TEXTAUSZUG:
Leitsatz
Geht jemand die Verpflichtung zur Abgabe einer Willenserklärung ein, die im Erbrecht ihre Grundlage hat, hat dies nicht zur Folge, dass die Zahlungsverpflichtung, die ein Erblasser als Gegenleistung dafür eingegangen ist, im Erbrecht gründet; sie ist rein schuldrechtlicher Natur (§ 241 Abs. 1 Satz 1 BGB).
OLG Celle, Urteil vom 26. Juli 2007 – 6 U 12/07
Sachverhalt
Die Klägerinnen begehren Abfindung für einen Erbverzicht.
Sie, I. K. und die Beklagte sind die vier Töchter des am 29.11.1982 vorverstorbenen Bäckermeisters H. G. und dessen am 25.11.2001 verstorbener Ehefrau E. G. Die Beklagte ist die Erbin der Erblasser aufgrund deren gemeinschaftlichen Testaments vom 11.8.1977. Die Klägerinnen und I. K. sind durch dieses Testament enterbt worden. Aufgrund notariellen Vertrags vom selben Tage verpflichteten die Erblasser sich als Gesamtschuldner, bis zum 31.12.1978 je 25.000 DM an ihre drei enterbten Töchter zu zahlen. Unter der Bedingung der Erfüllung dieses Versprechens erklärten die Klägerinnen und I. K. sich ihren Eltern gegenüber wegen ihrer künftigen gesetzlichen Erb- und Pflichtteilsansprüche für abgefunden und verzichteten auf diese. Unstreitig ist zwischen den Parteien, dass I. K. 25.000 DM in der Folge erhalten hat.
Die Klägerinnen haben mit der am 22.8.2006 erhobenen Klage Zahlung von je 25.000 DM nebst Zinsen begehrt. Die Beklagte hat Abweisung der Klage erstrebt. Sie hat behauptet, ihr Vater habe die Ansprüche erfüllt. Außerdem hat sie die Einrede der Verjährung erhoben.

DATENSÄTZE:

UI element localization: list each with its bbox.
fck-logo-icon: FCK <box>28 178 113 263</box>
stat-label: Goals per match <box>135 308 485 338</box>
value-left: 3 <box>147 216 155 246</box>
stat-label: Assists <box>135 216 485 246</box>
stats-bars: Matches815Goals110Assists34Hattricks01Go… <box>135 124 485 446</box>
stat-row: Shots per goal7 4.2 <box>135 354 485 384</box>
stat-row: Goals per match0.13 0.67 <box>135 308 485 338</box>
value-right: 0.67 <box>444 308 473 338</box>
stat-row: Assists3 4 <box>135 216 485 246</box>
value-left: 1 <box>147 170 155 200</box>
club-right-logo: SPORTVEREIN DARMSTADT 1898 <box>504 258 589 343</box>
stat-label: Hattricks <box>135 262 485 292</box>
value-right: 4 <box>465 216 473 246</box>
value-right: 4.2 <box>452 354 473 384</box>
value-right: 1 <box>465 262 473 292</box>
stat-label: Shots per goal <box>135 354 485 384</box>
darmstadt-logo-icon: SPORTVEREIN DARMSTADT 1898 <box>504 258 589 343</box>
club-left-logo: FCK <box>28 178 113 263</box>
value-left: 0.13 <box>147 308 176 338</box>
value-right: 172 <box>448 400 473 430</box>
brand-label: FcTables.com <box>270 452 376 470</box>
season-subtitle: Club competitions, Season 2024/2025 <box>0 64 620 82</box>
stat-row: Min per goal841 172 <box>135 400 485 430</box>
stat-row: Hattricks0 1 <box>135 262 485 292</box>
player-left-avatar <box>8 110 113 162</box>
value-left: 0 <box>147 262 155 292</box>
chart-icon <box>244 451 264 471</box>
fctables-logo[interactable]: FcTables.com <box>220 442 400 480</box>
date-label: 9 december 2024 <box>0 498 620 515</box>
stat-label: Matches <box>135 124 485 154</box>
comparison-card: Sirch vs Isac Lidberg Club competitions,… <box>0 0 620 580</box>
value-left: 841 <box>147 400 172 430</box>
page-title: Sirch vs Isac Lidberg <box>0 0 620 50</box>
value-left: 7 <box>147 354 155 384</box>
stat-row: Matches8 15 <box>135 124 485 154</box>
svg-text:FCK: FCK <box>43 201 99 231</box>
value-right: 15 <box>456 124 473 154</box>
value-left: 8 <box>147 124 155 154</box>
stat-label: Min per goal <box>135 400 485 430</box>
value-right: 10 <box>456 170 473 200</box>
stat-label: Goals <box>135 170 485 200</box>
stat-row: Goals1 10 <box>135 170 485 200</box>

AUFGABEN:
1. Beantworte anhand des Urteilsauszugs zum Erbverzicht die folgenden Fragen:
(a) Welches Gericht hat das Urteil gefällt, und unter welchem Aktenzeichen?
(b) Bis zu welchem Datum sollten die Erblasser die Zahlungen an die enterbten Töchter leisten?
(c) An welchem Tag haben die Klägerinnen ihre Klage erhoben?
2. Gib den Absatz des Urteilsauszugs zum Erbverzicht, der mit „Sie, I. K. und die Beklagte“ beginnt, als Stichpunktliste mit seinen wesentlichen Tatsachen wieder.
3. Führe den Urteilsauszug zum Erbverzicht im Anschluss an seinen letzten Satz fort.

ANTWORTEN DER REIHE NACH:
1.
(a) Das OLG Celle, unter dem Aktenzeichen 6 U 12/07.
(b) Bis zum 31.12.1978.
(c) Am 22.8.2006.

2.
- Die Klägerinnen, I. K. und die Beklagte sind die vier Töchter des Bäckermeisters H. G., der am 29.11.1982 vorverstorben ist, und seiner am 25.11.2001 verstorbenen Ehefrau E. G.
- Nach dem gemeinschaftlichen Testament der Eltern vom 11.8.1977 ist die Beklagte Erbin, die Klägerinnen und I. K. sind enterbt.
- In einem notariellen Vertrag vom selben Tag verpflichteten sich die Eltern als Gesamtschuldner, jeder der drei enterbten Töchter bis zum 31.12.1978 je 25.000 DM zu zahlen.
- Unter der Bedingung, dass dieses Versprechen erfüllt wird, erklärten sich die Klägerinnen und I. K. für ihre künftigen gesetzlichen Erb- und Pflichtteilsansprüche für abgefunden und verzichteten auf diese.
- Unstreitig hat I. K. die 25.000 DM erhalten.

3.
Das LG hat die Zeugin K. zur Frage der Erfüllung vernommen. Mit dem angefochtenen Urteil hat es der Klage stattgegeben und zur Begründung ausgeführt, aufgrund der Beweisaufnahme sei nicht bewiesen, dass die Erblasser ihre Verpflichtungen ggü. den Klägerinnen erfüllt hätten; deren Ansprüche seien nicht verjährt, weil es sich um erbrechtliche Ansprüche handele. Gegen dieses Urteil wendet sich die Beklagte mit der Berufung, mit der sie ihr erstinstanzliches Ziel der Klageabweisung weiterverfolgt.
Aus den Gründen
Die Berufung ist begründet.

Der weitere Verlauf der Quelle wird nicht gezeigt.